JOB >> Type out the data exactly as given. Skip any image.

Some records
** begin **

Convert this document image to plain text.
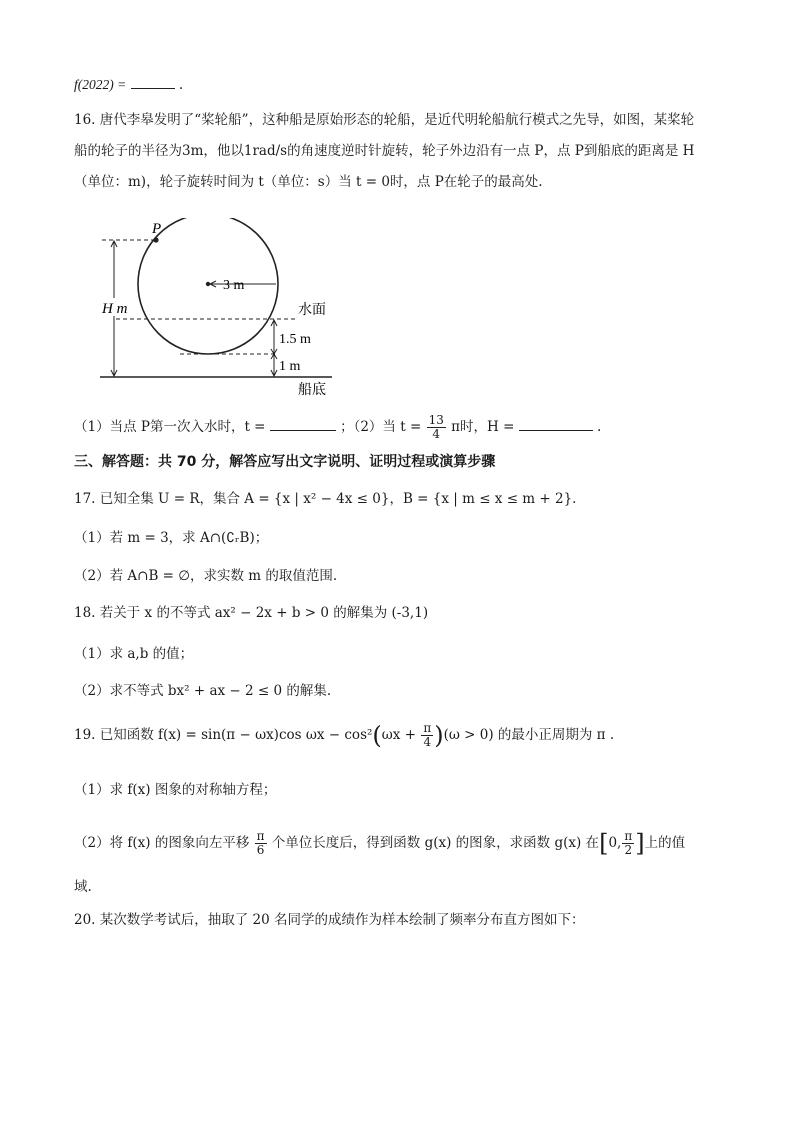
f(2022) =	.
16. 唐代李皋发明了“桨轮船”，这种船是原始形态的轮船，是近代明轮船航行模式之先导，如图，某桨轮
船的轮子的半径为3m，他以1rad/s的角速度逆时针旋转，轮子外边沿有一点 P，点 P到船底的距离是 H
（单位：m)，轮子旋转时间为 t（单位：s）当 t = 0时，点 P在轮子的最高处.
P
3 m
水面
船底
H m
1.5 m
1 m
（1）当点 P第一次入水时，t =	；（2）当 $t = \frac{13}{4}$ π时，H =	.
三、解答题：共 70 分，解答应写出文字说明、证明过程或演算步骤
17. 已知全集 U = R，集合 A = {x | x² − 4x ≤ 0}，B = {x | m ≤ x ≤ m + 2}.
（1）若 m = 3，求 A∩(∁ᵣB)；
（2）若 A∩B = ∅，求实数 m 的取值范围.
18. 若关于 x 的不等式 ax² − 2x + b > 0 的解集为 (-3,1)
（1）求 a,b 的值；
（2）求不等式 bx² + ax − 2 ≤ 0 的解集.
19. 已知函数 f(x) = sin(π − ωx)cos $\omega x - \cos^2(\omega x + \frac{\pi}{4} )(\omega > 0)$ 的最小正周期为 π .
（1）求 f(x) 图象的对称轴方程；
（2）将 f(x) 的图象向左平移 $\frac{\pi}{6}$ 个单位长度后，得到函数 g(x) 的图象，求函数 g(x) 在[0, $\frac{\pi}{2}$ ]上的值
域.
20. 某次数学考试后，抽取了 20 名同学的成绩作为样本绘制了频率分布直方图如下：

** end **

OUTPUT >>
Convert this document image to plain text.
f(2022) =	.
16. 唐代李皋发明了“桨轮船”，这种船是原始形态的轮船，是近代明轮船航行模式之先导，如图，某桨轮
船的轮子的半径为3m，他以1rad/s的角速度逆时针旋转，轮子外边沿有一点 P，点 P到船底的距离是 H
（单位：m)，轮子旋转时间为 t（单位：s）当 t = 0时，点 P在轮子的最高处.
P
3 m
水面
船底
H m
1.5 m
1 m
（1）当点 P第一次入水时，t =	；（2）当 $t = \frac{13}{4}$ π时，H =	.
三、解答题：共 70 分，解答应写出文字说明、证明过程或演算步骤
17. 已知全集 U = R，集合 A = {x | x² − 4x ≤ 0}，B = {x | m ≤ x ≤ m + 2}.
（1）若 m = 3，求 A∩(∁ᵣB)；
（2）若 A∩B = ∅，求实数 m 的取值范围.
18. 若关于 x 的不等式 ax² − 2x + b > 0 的解集为 (-3,1)
（1）求 a,b 的值；
（2）求不等式 bx² + ax − 2 ≤ 0 的解集.
19. 已知函数 f(x) = sin(π − ωx)cos $\omega x - \cos^2(\omega x + \frac{\pi}{4} )(\omega > 0)$ 的最小正周期为 π .
（1）求 f(x) 图象的对称轴方程；
（2）将 f(x) 的图象向左平移 $\frac{\pi}{6}$ 个单位长度后，得到函数 g(x) 的图象，求函数 g(x) 在[0, $\frac{\pi}{2}$ ]上的值
域.
20. 某次数学考试后，抽取了 20 名同学的成绩作为样本绘制了频率分布直方图如下：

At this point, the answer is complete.